[Directive]:
Without the pictures, output the records below word for word.

━━━

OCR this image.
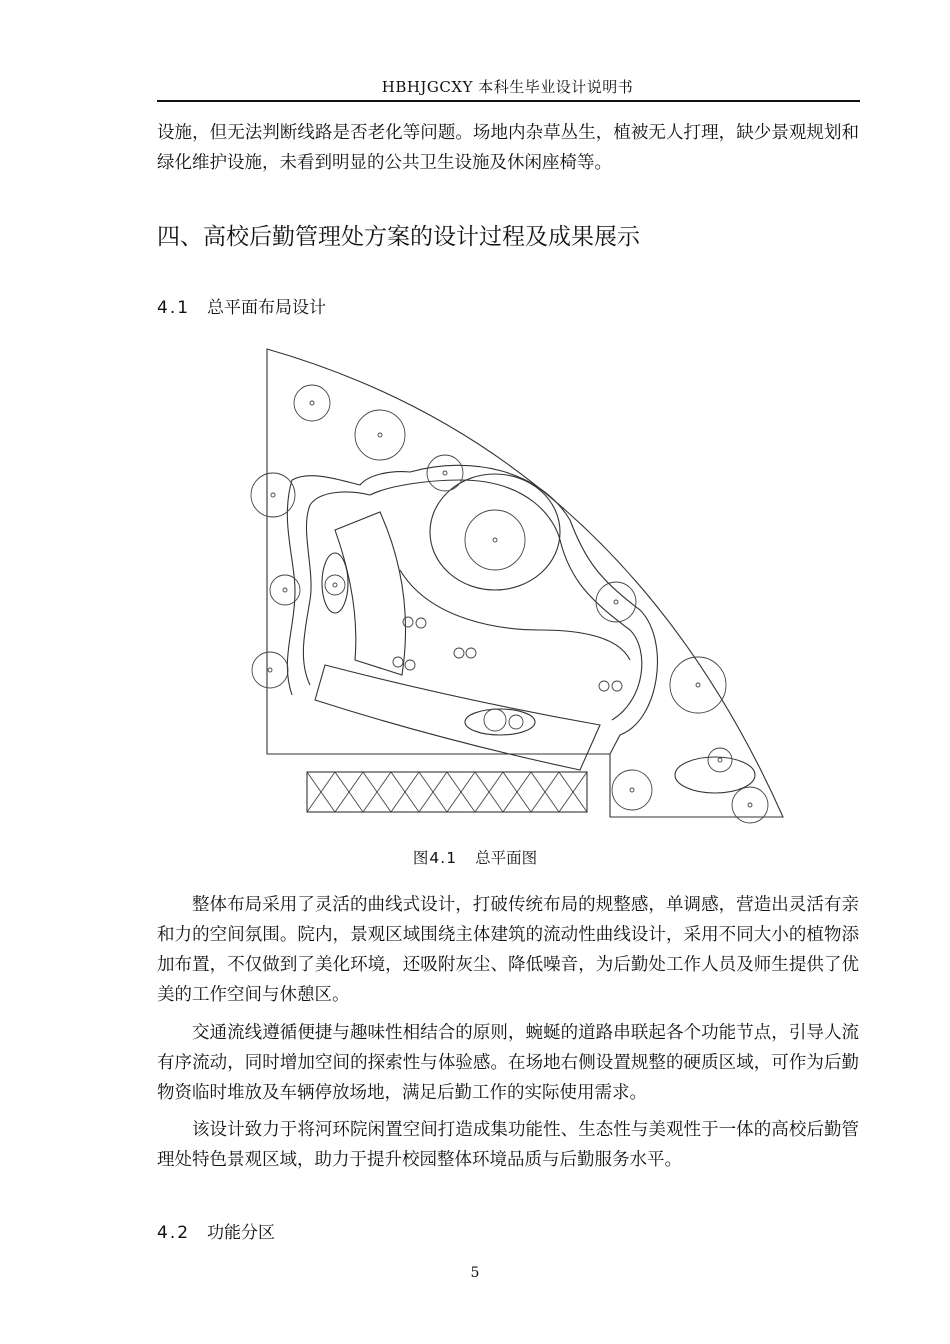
HBHJGCXY 本科生毕业设计说明书
设施，但无法判断线路是否老化等问题。场地内杂草丛生，植被无人打理，缺少景观规划和绿化维护设施，未看到明显的公共卫生设施及休闲座椅等。
四、高校后勤管理处方案的设计过程及成果展示
4.1 总平面布局设计
图4.1 总平面图
整体布局采用了灵活的曲线式设计，打破传统布局的规整感，单调感，营造出灵活有亲和力的空间氛围。院内，景观区域围绕主体建筑的流动性曲线设计，采用不同大小的植物添加布置，不仅做到了美化环境，还吸附灰尘、降低噪音，为后勤处工作人员及师生提供了优美的工作空间与休憩区。
交通流线遵循便捷与趣味性相结合的原则，蜿蜒的道路串联起各个功能节点，引导人流有序流动，同时增加空间的探索性与体验感。在场地右侧设置规整的硬质区域，可作为后勤物资临时堆放及车辆停放场地，满足后勤工作的实际使用需求。
该设计致力于将河环院闲置空间打造成集功能性、生态性与美观性于一体的高校后勤管理处特色景观区域，助力于提升校园整体环境品质与后勤服务水平。
4.2 功能分区
5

━━━

[Output for this exercise]:
OCR this image.
HBHJGCXY 本科生毕业设计说明书
设施，但无法判断线路是否老化等问题。场地内杂草丛生，植被无人打理，缺少景观规划和绿化维护设施，未看到明显的公共卫生设施及休闲座椅等。
四、高校后勤管理处方案的设计过程及成果展示
4.1 总平面布局设计
图4.1 总平面图
整体布局采用了灵活的曲线式设计，打破传统布局的规整感，单调感，营造出灵活有亲和力的空间氛围。院内，景观区域围绕主体建筑的流动性曲线设计，采用不同大小的植物添加布置，不仅做到了美化环境，还吸附灰尘、降低噪音，为后勤处工作人员及师生提供了优美的工作空间与休憩区。
交通流线遵循便捷与趣味性相结合的原则，蜿蜒的道路串联起各个功能节点，引导人流有序流动，同时增加空间的探索性与体验感。在场地右侧设置规整的硬质区域，可作为后勤物资临时堆放及车辆停放场地，满足后勤工作的实际使用需求。
该设计致力于将河环院闲置空间打造成集功能性、生态性与美观性于一体的高校后勤管理处特色景观区域，助力于提升校园整体环境品质与后勤服务水平。
4.2 功能分区
5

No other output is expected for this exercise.